> [SHORT TASK]: Copy the following lines verbatim, beginning at the line that contains "y-tick-label: 20 xyxy=(397,326,414,341)" and ending after the line that contains "height-label-7km: 7km xyxy=(429,396,451,407)".
################
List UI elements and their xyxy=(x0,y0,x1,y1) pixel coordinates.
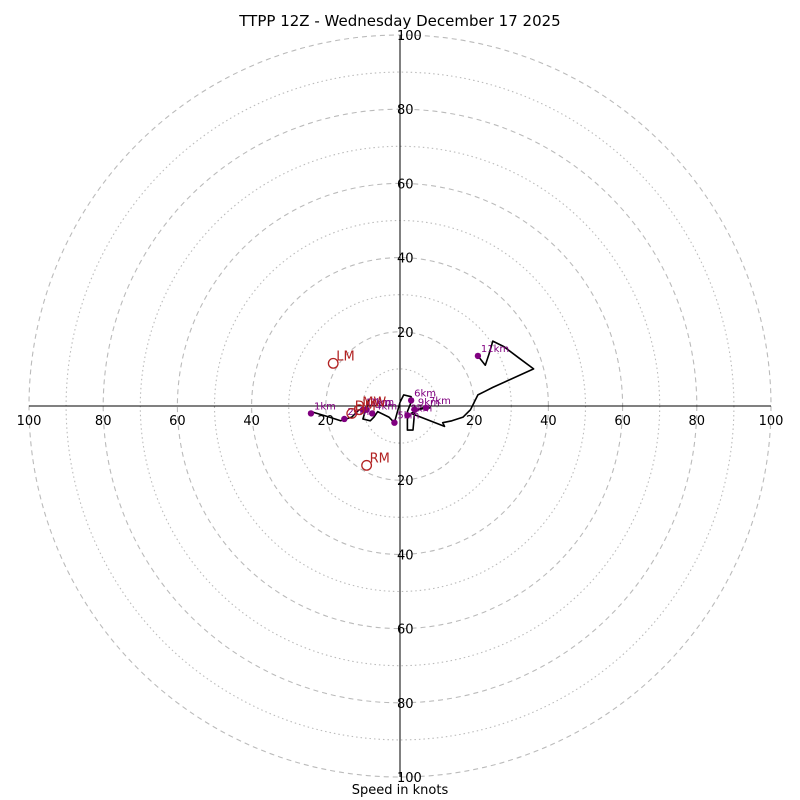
y-tick-label: 20 xyxy=(397,326,414,341)
y-tick-label: 60 xyxy=(397,623,414,638)
height-marker-7km xyxy=(422,404,430,412)
storm-label-LM: LM xyxy=(336,349,354,364)
height-label-4km: 4km xyxy=(375,401,397,412)
storm-marker-LM xyxy=(327,357,339,369)
height-label-3km: 3km xyxy=(370,398,392,409)
x-tick-label: 40 xyxy=(540,414,557,429)
x-tick-label: 40 xyxy=(243,414,260,429)
height-marker-6km xyxy=(407,397,415,404)
height-marker-8km xyxy=(404,412,411,419)
x-tick-label: 80 xyxy=(689,414,706,429)
y-tick-label: 80 xyxy=(397,103,414,118)
height-label-6km: 6km xyxy=(414,388,436,399)
height-marker-1km xyxy=(307,410,315,417)
storm-marker-RM xyxy=(361,459,373,471)
height-marker-10km xyxy=(359,406,367,413)
height-label-11km: 11km xyxy=(481,344,509,355)
height-label-1km: 1km xyxy=(314,401,336,412)
y-tick-label: 60 xyxy=(397,177,414,192)
height-marker-5km xyxy=(391,419,398,426)
height-marker-2km xyxy=(341,415,348,423)
height-marker-11km xyxy=(474,352,482,360)
x-tick-label: 20 xyxy=(466,414,483,429)
height-label-2km: 2km xyxy=(347,407,369,418)
y-tick-label: 40 xyxy=(397,252,414,267)
x-tick-label: 60 xyxy=(169,414,186,429)
chart-title: TTPP 12Z - Wednesday December 17 2025 xyxy=(239,12,561,30)
storm-marker-DM xyxy=(346,407,358,419)
height-marker-4km xyxy=(368,410,376,417)
height-label-9km: 9km xyxy=(418,398,440,409)
storm-label-DM: DM xyxy=(355,399,376,414)
storm-label-MW: MW xyxy=(362,396,386,411)
height-label-8km: 8km xyxy=(410,403,432,414)
storm-label-RM: RM xyxy=(370,451,390,466)
x-tick-label: 100 xyxy=(759,414,784,429)
y-tick-label: 20 xyxy=(397,474,414,489)
height-label-10km: 10km xyxy=(366,398,394,409)
height-markers: 1km2km3km4km5km6km7km8km9km10km11km xyxy=(307,344,509,426)
x-tick-label: 60 xyxy=(614,414,631,429)
axes xyxy=(29,35,771,777)
y-tick-label: 80 xyxy=(397,697,414,712)
y-tick-label: 100 xyxy=(397,771,422,786)
x-tick-label: 100 xyxy=(17,414,42,429)
y-tick-label: 100 xyxy=(397,29,422,44)
tick-labels: 100 80 60 40 20 20 40 60 80 100100806040202040608… xyxy=(17,29,784,786)
x-axis-label: Speed in knots xyxy=(351,783,449,798)
x-tick-label: 80 xyxy=(95,414,112,429)
height-label-7km: 7km xyxy=(429,396,451,407)
height-marker-9km xyxy=(411,406,419,413)
y-tick-label: 40 xyxy=(397,548,414,563)
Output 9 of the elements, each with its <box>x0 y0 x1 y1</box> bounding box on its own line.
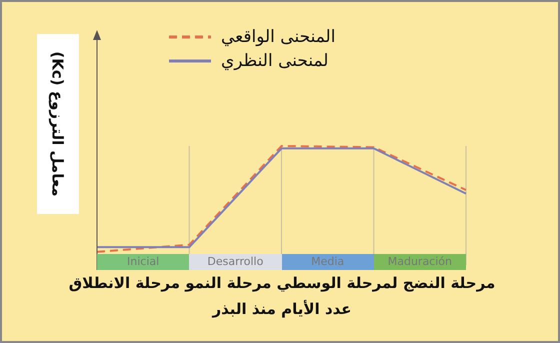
text: مرحلة النضج لمرحلة الوسطي مرحلة النمو مرحلة الانطلاق <box>68 274 496 292</box>
legend-label: لمنحنى النظري <box>221 51 328 71</box>
annotation: Maduración <box>374 254 466 270</box>
y-axis-title: معامل الترزوع (Kc) <box>49 51 68 197</box>
legend-label: المنحنى الواقعي <box>221 27 336 47</box>
x-axis-title: عدد الأيام منذ البذر <box>210 300 353 318</box>
annotation: Desarrollo <box>189 254 282 270</box>
annotation: Inicial <box>97 254 190 270</box>
annotation: Media <box>282 254 374 270</box>
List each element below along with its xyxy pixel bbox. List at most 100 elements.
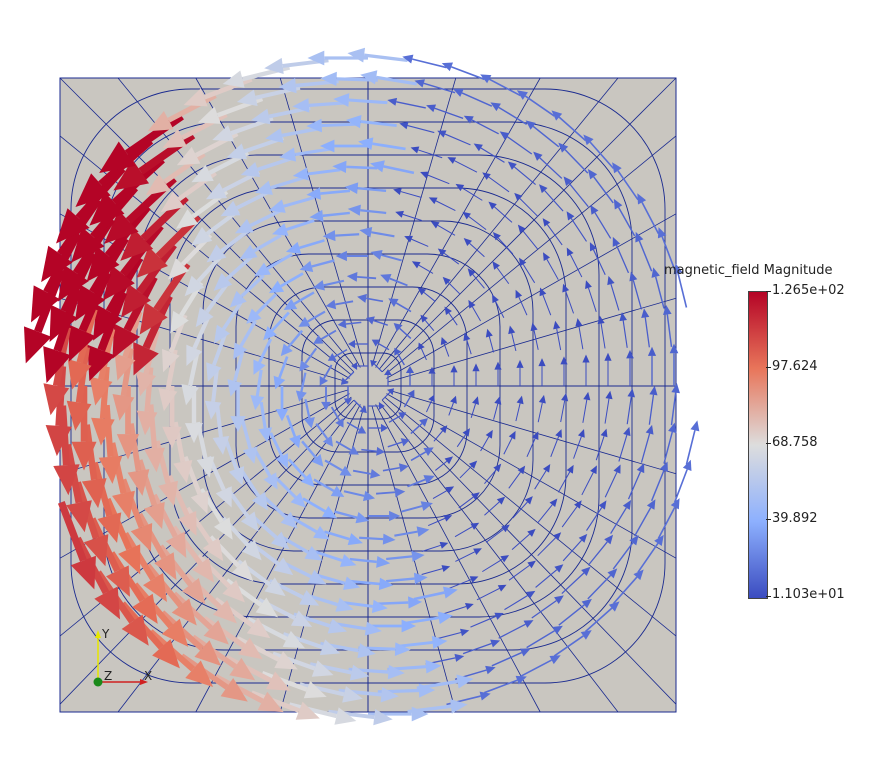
field-arrow-head — [91, 417, 115, 446]
field-arrow-head — [402, 54, 414, 64]
field-arrow-shaft — [654, 276, 665, 309]
field-arrow-head — [673, 263, 683, 275]
field-arrow-shaft — [233, 351, 245, 382]
field-arrow-head — [494, 612, 504, 620]
field-arrow-head — [387, 664, 405, 680]
field-arrow-head — [268, 280, 285, 294]
field-arrow-head — [439, 541, 449, 549]
field-arrow-head — [275, 453, 288, 469]
field-arrow-shaft — [533, 330, 539, 350]
field-arrow-shaft — [531, 600, 557, 619]
field-arrow-head — [462, 428, 470, 437]
field-arrow-head — [347, 533, 363, 546]
field-arrow-head — [538, 394, 546, 404]
field-arrow-shaft — [418, 264, 434, 274]
field-arrow-head — [206, 362, 222, 382]
field-arrow-shaft — [524, 95, 555, 117]
field-arrow-shaft — [503, 437, 513, 455]
field-arrow-head — [428, 394, 435, 403]
field-arrow-head — [162, 348, 180, 373]
field-arrow-shaft — [458, 496, 474, 509]
field-arrow-head — [351, 362, 358, 370]
field-arrow-shaft — [382, 466, 400, 472]
field-arrow-head — [170, 310, 189, 334]
field-arrow-shaft — [615, 244, 630, 274]
field-arrow-shaft — [377, 601, 409, 606]
field-arrow-head — [387, 388, 395, 396]
field-arrow-head — [607, 568, 618, 579]
field-arrow-head — [380, 423, 388, 433]
field-arrow-shaft — [558, 604, 585, 626]
field-arrow-shaft — [253, 233, 282, 253]
field-arrow-shaft — [587, 574, 612, 600]
field-arrow-head — [240, 511, 259, 532]
field-arrow-shaft — [395, 302, 412, 313]
field-arrow-shaft — [673, 469, 688, 503]
field-arrow-shaft — [427, 174, 450, 185]
field-arrow-head — [320, 71, 337, 86]
field-arrow-shaft — [418, 149, 443, 159]
field-arrow-head — [311, 660, 334, 677]
field-arrow-head — [365, 316, 375, 325]
field-arrow-shaft — [373, 319, 389, 326]
field-arrow-head — [307, 50, 325, 66]
field-arrow-shaft — [323, 364, 333, 379]
field-arrow-head — [347, 204, 361, 216]
field-arrow-shaft — [320, 189, 351, 195]
field-arrow-shaft — [443, 343, 450, 357]
field-arrow-shaft — [99, 366, 110, 419]
field-arrow-head — [177, 510, 197, 536]
field-arrow-shaft — [456, 434, 466, 448]
field-arrow-shaft — [506, 136, 533, 155]
field-arrow-head — [98, 456, 123, 484]
field-arrow-head — [627, 388, 636, 398]
field-arrow-head — [292, 167, 309, 181]
field-arrow-head — [460, 628, 470, 637]
field-arrow-head — [490, 102, 501, 112]
field-arrow-head — [311, 454, 324, 467]
field-arrow-head — [186, 344, 203, 367]
field-arrow-head — [589, 242, 597, 252]
field-arrow-shaft — [480, 436, 490, 452]
field-arrow-head — [104, 210, 139, 244]
field-arrow-shaft — [581, 472, 594, 496]
field-arrow-shaft — [455, 551, 475, 562]
field-arrow-shaft — [556, 328, 562, 351]
field-arrow-shaft — [299, 682, 345, 697]
field-arrow-head — [440, 336, 448, 346]
field-arrow-head — [552, 532, 562, 541]
field-arrow-head — [607, 275, 615, 286]
field-arrow-head — [344, 182, 359, 195]
field-arrow-head — [376, 446, 385, 456]
field-arrow-head — [437, 130, 447, 138]
field-arrow-head — [423, 475, 435, 485]
field-arrow-shaft — [564, 149, 589, 174]
field-arrow-head — [139, 302, 168, 335]
field-arrow-shaft — [578, 325, 584, 350]
field-arrow-shaft — [287, 458, 307, 479]
field-arrow-head — [273, 375, 286, 390]
field-arrow-head — [120, 228, 154, 261]
field-arrow-shaft — [259, 401, 267, 429]
mesh-spoke — [387, 297, 677, 383]
field-arrow-shaft — [600, 323, 606, 349]
mesh-spoke — [59, 399, 355, 705]
field-arrow-head — [371, 339, 380, 347]
field-arrow-head — [263, 472, 278, 490]
field-arrow-head — [488, 201, 497, 210]
field-arrow-head — [577, 428, 585, 438]
field-arrow-head — [346, 272, 358, 282]
field-arrow-shaft — [360, 120, 397, 128]
field-arrow-shaft — [196, 553, 232, 589]
field-arrow-shaft — [677, 273, 688, 308]
field-arrow-shaft — [428, 517, 446, 527]
field-arrow-head — [171, 598, 197, 626]
field-arrow-head — [205, 182, 228, 200]
field-arrow-head — [508, 325, 516, 335]
field-arrow-head — [321, 505, 338, 519]
field-arrow-head — [418, 342, 425, 351]
field-arrow-shaft — [257, 156, 295, 172]
colorbar-min-label: 1.103e+01 — [772, 587, 845, 602]
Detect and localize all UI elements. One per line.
################
> [SOLUTION]:
y-tick-label: 20 xyxy=(397,326,414,341)
y-tick-label: 60 xyxy=(397,623,414,638)
height-marker-7km xyxy=(422,404,430,412)
storm-label-LM: LM xyxy=(336,349,354,364)
height-label-4km: 4km xyxy=(375,401,397,412)
storm-marker-LM xyxy=(327,357,339,369)
height-label-3km: 3km xyxy=(370,398,392,409)
x-tick-label: 40 xyxy=(540,414,557,429)
x-tick-label: 40 xyxy=(243,414,260,429)
height-marker-6km xyxy=(407,397,415,404)
height-marker-8km xyxy=(404,412,411,419)
x-tick-label: 80 xyxy=(689,414,706,429)
y-tick-label: 80 xyxy=(397,103,414,118)
height-label-6km: 6km xyxy=(414,388,436,399)
height-marker-1km xyxy=(307,410,315,417)
storm-marker-RM xyxy=(361,459,373,471)
height-marker-10km xyxy=(359,406,367,413)
height-label-11km: 11km xyxy=(481,344,509,355)
height-label-1km: 1km xyxy=(314,401,336,412)
y-tick-label: 60 xyxy=(397,177,414,192)
height-marker-5km xyxy=(391,419,398,426)
height-marker-2km xyxy=(341,415,348,423)
height-marker-11km xyxy=(474,352,482,360)
x-tick-label: 20 xyxy=(466,414,483,429)
height-label-2km: 2km xyxy=(347,407,369,418)
y-tick-label: 40 xyxy=(397,252,414,267)
x-tick-label: 60 xyxy=(169,414,186,429)
chart-title: TTPP 12Z - Wednesday December 17 2025 xyxy=(239,12,561,30)
storm-marker-DM xyxy=(346,407,358,419)
height-marker-4km xyxy=(368,410,376,417)
height-label-9km: 9km xyxy=(418,398,440,409)
storm-label-DM: DM xyxy=(355,399,376,414)
storm-label-MW: MW xyxy=(362,396,386,411)
height-label-8km: 8km xyxy=(410,403,432,414)
storm-label-RM: RM xyxy=(370,451,390,466)
x-tick-label: 100 xyxy=(759,414,784,429)
y-tick-label: 20 xyxy=(397,474,414,489)
height-label-10km: 10km xyxy=(366,398,394,409)
height-markers: 1km2km3km4km5km6km7km8km9km10km11km xyxy=(307,344,509,426)
x-tick-label: 60 xyxy=(614,414,631,429)
axes xyxy=(29,35,771,777)
y-tick-label: 80 xyxy=(397,697,414,712)
y-tick-label: 100 xyxy=(397,771,422,786)
x-tick-label: 100 xyxy=(17,414,42,429)
y-tick-label: 100 xyxy=(397,29,422,44)
tick-labels: 100 80 60 40 20 20 40 60 80 100100806040202040608… xyxy=(17,29,784,786)
x-axis-label: Speed in knots xyxy=(351,783,449,798)
x-tick-label: 80 xyxy=(95,414,112,429)
height-label-7km: 7km xyxy=(429,396,451,407)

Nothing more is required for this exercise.